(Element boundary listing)
..........

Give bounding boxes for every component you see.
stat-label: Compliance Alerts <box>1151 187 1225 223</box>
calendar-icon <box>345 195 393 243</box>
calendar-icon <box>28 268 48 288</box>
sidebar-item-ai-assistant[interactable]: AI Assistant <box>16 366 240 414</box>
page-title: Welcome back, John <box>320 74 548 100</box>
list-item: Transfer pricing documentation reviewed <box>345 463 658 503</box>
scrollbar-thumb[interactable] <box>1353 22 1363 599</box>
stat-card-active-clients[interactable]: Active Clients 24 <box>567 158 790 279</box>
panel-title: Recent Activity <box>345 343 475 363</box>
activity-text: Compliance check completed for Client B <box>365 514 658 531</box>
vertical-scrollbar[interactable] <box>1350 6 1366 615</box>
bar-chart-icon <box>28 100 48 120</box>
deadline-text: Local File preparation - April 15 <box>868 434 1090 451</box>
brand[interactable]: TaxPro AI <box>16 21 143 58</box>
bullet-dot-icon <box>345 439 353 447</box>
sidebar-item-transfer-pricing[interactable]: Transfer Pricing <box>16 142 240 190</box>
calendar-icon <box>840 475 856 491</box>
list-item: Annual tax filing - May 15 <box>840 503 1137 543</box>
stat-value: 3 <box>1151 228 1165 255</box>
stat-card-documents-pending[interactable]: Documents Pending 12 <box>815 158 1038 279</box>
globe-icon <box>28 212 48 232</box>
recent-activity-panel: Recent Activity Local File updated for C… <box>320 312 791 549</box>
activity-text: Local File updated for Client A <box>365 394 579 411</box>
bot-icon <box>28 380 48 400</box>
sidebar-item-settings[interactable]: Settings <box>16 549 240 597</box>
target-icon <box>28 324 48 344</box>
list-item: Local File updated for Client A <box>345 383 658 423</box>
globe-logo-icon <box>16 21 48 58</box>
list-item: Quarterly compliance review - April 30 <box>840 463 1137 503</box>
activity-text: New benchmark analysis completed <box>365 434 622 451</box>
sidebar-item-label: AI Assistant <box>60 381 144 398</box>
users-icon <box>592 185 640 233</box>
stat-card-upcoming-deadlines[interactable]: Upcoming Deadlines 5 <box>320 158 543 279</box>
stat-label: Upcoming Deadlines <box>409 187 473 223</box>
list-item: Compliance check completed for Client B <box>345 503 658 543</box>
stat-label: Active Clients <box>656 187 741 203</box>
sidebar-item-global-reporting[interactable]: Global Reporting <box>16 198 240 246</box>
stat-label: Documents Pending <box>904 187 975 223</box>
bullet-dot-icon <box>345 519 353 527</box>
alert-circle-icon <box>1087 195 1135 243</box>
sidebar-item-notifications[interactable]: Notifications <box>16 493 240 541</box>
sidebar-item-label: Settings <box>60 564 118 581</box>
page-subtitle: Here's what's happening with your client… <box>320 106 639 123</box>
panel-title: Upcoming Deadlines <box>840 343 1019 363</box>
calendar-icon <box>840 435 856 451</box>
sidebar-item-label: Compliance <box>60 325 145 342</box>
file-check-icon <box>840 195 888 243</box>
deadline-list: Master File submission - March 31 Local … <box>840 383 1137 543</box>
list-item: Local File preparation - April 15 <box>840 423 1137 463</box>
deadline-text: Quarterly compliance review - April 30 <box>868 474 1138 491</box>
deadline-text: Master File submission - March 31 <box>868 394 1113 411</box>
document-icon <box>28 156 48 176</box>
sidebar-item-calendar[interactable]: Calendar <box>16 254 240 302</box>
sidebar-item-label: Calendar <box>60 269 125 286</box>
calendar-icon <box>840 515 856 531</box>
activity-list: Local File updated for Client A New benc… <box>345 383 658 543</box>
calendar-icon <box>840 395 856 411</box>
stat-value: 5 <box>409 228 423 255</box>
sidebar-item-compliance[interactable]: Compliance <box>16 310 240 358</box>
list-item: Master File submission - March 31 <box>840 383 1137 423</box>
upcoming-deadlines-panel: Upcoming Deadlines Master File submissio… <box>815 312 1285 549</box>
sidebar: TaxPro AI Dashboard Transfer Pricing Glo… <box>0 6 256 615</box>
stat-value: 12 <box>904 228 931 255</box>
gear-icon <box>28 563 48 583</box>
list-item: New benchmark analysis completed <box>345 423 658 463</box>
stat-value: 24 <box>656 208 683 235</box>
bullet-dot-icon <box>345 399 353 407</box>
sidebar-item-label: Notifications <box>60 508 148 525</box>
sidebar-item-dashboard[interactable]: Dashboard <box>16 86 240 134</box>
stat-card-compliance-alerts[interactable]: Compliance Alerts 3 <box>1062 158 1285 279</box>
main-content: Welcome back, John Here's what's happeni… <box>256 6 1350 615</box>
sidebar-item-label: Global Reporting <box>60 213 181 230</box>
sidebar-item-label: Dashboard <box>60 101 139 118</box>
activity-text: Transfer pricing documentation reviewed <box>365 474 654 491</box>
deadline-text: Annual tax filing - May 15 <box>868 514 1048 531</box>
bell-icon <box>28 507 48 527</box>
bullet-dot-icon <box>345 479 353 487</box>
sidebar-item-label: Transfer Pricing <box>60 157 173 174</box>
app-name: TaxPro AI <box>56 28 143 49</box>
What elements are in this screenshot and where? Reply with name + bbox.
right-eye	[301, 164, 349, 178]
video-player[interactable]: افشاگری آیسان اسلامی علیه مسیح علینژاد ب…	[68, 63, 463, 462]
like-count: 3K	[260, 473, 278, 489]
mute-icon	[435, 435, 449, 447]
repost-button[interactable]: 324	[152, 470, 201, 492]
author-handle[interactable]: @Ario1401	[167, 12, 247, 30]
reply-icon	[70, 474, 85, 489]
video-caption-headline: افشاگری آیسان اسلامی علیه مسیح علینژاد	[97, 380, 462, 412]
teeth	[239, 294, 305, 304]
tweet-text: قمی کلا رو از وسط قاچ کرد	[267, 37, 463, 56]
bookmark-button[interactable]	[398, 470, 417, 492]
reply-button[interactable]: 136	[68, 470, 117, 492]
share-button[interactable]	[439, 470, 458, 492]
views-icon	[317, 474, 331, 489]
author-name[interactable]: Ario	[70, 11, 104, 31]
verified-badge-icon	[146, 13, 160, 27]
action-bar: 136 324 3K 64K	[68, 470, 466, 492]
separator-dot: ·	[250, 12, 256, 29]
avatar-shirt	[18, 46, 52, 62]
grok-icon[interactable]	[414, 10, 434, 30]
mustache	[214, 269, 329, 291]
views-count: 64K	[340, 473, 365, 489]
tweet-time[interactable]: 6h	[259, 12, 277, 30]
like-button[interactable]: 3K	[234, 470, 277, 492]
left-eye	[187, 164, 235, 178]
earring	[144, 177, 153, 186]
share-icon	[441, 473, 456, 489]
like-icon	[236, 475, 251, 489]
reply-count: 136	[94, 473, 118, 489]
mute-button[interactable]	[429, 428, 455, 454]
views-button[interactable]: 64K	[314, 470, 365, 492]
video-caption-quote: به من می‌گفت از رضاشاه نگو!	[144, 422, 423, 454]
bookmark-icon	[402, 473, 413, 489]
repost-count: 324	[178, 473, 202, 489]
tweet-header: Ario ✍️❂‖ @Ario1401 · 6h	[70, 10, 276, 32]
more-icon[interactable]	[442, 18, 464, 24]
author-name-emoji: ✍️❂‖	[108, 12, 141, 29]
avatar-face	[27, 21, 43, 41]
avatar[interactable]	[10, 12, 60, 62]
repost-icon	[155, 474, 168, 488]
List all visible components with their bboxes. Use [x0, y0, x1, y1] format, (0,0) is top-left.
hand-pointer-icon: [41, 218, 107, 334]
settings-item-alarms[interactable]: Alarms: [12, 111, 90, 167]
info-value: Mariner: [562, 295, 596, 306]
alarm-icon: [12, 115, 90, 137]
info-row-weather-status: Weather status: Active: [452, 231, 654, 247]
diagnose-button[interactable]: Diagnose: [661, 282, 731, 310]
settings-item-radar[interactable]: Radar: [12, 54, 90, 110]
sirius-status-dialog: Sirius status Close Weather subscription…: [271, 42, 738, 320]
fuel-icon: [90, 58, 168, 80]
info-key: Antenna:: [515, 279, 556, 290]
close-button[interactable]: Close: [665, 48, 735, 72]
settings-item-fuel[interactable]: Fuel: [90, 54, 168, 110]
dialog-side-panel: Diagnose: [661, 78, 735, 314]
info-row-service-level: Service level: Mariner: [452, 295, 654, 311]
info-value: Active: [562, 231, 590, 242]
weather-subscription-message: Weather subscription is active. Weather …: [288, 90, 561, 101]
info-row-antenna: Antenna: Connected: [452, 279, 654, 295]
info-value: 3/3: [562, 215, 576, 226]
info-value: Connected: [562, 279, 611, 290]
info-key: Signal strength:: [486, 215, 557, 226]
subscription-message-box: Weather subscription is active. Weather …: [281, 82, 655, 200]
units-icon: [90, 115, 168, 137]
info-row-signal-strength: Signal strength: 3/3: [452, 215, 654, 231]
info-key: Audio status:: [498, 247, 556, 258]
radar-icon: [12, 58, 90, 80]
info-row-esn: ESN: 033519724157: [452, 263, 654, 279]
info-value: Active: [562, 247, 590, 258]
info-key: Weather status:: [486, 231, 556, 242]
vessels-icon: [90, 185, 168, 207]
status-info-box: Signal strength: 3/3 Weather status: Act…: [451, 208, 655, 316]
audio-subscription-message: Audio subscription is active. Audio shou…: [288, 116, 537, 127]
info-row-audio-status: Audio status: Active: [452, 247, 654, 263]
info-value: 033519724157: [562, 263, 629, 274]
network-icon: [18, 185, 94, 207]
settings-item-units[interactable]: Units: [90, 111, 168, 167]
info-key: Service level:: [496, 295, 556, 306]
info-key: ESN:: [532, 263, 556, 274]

..........

**Short task**
Reproduce the listing starting at its first line and ending at the line that contains "page-title: Welcome back, John", substituting "date-icon" for "calendar-icon" and leaving everything else unchanged.

**Task answer**
Give bounding boxes for every component you see.
stat-label: Compliance Alerts <box>1151 187 1225 223</box>
date-icon <box>345 195 393 243</box>
date-icon <box>28 268 48 288</box>
sidebar-item-ai-assistant[interactable]: AI Assistant <box>16 366 240 414</box>
page-title: Welcome back, John <box>320 74 548 100</box>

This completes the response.